- _TASK TO COMPLETE_: Extract each line containing the string "cord".

- _THE DATA_:

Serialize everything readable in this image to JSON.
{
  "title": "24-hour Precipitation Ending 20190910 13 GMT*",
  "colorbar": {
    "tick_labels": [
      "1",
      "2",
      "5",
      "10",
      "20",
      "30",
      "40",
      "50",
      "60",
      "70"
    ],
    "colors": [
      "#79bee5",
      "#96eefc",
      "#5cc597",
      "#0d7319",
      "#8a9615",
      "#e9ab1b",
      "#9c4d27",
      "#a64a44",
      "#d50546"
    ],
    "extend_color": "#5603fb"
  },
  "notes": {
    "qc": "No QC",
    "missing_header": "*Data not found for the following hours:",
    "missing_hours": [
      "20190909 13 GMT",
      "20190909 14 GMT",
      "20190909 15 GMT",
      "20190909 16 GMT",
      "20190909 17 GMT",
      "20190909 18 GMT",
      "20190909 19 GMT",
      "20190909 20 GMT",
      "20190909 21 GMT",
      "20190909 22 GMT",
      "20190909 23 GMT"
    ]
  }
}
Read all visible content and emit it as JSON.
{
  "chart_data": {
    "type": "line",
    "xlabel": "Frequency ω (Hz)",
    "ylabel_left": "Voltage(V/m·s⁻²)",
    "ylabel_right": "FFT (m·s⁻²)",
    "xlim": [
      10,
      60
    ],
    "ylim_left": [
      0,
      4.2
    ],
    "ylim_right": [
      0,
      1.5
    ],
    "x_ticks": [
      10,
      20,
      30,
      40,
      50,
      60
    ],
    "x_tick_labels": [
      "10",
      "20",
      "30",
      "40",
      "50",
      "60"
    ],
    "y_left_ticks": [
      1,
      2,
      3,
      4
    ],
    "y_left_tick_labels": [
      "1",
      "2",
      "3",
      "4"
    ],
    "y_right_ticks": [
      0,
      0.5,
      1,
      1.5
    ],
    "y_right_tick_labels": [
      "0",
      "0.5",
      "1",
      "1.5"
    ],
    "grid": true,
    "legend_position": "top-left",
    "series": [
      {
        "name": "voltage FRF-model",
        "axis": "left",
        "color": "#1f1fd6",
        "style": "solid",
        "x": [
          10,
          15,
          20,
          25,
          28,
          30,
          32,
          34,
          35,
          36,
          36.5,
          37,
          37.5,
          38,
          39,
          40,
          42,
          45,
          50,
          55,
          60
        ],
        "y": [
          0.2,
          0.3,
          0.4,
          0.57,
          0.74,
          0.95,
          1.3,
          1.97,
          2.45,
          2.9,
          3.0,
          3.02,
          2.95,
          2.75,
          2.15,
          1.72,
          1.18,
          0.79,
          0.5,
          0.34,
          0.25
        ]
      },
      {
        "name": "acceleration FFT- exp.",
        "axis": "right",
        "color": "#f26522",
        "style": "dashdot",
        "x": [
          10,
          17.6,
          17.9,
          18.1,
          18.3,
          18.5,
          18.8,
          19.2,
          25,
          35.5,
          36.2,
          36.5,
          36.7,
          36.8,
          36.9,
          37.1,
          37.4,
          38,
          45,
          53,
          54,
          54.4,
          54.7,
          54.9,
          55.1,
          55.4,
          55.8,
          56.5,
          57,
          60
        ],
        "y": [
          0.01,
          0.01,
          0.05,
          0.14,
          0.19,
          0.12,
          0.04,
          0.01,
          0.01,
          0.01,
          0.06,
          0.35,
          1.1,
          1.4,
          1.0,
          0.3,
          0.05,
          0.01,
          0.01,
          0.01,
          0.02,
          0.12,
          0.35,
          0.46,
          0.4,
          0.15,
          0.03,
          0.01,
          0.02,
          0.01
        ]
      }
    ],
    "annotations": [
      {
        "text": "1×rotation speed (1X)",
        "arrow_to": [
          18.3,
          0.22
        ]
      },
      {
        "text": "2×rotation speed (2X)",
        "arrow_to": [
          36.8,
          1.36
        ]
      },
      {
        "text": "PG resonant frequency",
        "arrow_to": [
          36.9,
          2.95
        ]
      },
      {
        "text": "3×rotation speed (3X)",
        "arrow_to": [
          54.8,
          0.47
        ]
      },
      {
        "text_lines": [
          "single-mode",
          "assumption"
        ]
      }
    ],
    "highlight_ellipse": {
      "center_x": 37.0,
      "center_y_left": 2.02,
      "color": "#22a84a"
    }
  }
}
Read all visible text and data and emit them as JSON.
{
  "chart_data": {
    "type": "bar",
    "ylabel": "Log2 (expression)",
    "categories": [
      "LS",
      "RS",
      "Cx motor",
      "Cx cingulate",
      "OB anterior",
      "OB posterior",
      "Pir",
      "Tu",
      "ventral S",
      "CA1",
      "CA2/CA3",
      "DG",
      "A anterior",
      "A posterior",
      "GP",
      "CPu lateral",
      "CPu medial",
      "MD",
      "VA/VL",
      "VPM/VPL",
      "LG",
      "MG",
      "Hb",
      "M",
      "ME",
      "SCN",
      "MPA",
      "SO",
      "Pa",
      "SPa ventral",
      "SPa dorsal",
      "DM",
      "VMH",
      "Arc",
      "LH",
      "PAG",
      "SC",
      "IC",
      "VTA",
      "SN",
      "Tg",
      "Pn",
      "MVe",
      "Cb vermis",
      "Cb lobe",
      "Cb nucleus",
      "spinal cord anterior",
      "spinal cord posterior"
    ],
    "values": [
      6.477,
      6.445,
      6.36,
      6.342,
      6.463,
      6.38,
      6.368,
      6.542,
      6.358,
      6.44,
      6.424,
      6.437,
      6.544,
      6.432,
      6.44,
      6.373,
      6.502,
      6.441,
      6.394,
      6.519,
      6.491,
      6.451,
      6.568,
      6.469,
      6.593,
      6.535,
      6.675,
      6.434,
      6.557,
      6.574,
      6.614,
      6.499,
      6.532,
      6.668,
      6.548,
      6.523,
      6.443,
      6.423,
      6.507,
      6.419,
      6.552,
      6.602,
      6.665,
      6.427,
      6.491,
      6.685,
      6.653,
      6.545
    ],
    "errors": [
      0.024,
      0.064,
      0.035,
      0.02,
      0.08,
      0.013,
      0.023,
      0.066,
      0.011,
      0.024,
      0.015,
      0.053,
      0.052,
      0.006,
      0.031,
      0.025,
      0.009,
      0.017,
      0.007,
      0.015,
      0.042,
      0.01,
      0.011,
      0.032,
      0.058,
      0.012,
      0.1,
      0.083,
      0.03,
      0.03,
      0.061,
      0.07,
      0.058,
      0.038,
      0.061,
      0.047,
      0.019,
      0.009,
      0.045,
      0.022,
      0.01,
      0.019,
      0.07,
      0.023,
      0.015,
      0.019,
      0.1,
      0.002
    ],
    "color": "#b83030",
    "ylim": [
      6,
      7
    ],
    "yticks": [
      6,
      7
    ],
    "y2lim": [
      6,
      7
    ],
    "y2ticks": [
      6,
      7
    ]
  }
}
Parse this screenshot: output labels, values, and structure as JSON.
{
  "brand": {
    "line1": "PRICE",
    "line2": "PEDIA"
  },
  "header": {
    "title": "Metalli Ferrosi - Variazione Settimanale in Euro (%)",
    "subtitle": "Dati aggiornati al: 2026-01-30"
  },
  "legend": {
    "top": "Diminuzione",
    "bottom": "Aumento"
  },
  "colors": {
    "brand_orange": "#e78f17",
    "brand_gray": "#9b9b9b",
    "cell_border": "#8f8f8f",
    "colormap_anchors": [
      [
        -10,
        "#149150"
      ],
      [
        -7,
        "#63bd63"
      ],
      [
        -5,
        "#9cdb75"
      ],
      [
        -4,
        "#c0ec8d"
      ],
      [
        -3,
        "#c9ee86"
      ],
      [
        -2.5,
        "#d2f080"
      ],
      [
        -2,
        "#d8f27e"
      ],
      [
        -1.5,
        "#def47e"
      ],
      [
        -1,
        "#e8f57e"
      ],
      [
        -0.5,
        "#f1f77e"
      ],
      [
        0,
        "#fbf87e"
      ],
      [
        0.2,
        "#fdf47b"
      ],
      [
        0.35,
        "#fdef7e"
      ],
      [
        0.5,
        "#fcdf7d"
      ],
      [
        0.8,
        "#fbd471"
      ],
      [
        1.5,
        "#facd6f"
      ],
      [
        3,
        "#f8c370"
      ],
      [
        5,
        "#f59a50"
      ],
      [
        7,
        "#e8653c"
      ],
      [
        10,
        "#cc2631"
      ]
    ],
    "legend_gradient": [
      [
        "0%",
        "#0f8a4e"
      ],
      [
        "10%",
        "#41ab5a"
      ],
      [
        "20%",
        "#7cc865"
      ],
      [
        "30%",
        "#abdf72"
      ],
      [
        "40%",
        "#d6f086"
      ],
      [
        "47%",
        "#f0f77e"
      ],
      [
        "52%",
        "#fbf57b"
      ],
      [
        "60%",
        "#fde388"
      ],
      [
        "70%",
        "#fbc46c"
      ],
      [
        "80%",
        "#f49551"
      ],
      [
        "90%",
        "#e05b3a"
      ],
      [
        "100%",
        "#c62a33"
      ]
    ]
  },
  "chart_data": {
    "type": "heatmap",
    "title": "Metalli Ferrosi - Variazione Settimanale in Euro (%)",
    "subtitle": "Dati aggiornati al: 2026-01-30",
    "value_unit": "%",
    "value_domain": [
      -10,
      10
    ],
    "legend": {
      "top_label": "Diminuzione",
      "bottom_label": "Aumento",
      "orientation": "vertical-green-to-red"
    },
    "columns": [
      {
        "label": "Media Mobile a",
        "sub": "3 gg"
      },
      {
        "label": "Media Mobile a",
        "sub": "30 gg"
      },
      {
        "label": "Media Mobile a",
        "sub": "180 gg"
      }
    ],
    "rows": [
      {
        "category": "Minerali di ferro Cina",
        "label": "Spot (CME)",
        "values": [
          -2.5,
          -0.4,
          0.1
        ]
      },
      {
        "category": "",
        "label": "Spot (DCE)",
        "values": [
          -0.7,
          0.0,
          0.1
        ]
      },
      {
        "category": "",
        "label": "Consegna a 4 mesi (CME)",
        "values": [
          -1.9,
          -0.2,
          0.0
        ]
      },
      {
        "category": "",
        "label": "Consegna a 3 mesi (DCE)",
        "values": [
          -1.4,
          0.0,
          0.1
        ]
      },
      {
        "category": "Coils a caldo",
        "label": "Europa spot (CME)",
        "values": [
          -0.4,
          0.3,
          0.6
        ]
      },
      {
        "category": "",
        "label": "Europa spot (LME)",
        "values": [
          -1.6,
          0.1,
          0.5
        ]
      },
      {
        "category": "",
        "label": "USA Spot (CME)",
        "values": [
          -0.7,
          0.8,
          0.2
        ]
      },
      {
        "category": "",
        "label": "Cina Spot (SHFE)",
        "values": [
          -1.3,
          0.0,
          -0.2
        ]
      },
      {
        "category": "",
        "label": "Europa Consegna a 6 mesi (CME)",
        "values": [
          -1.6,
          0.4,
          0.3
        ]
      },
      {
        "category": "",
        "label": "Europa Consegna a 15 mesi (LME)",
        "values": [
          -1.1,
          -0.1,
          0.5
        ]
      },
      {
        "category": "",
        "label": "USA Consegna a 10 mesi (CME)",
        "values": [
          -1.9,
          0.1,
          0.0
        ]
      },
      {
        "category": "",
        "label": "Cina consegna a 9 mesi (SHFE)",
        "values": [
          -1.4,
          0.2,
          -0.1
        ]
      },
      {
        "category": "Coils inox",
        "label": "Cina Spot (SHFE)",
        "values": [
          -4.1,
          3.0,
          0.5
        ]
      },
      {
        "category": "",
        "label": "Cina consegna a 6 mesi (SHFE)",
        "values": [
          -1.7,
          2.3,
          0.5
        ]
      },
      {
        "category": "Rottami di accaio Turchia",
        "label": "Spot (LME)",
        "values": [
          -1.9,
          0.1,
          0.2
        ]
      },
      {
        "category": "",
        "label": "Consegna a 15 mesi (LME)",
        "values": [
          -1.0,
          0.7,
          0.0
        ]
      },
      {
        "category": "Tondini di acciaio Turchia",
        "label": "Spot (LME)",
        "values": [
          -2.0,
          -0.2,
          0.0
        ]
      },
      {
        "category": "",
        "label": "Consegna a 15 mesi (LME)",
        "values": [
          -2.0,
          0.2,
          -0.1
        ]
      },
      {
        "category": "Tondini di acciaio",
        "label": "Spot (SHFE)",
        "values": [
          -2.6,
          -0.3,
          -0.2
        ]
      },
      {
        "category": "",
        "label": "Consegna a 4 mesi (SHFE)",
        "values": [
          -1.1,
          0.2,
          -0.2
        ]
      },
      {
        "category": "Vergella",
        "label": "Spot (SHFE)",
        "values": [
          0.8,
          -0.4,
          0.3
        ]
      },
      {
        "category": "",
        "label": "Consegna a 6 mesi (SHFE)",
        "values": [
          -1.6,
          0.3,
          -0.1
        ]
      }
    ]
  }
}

- _RESPONSE TO THIS EXERCISE_:
      "spinal cord anterior",
      "spinal cord posterior"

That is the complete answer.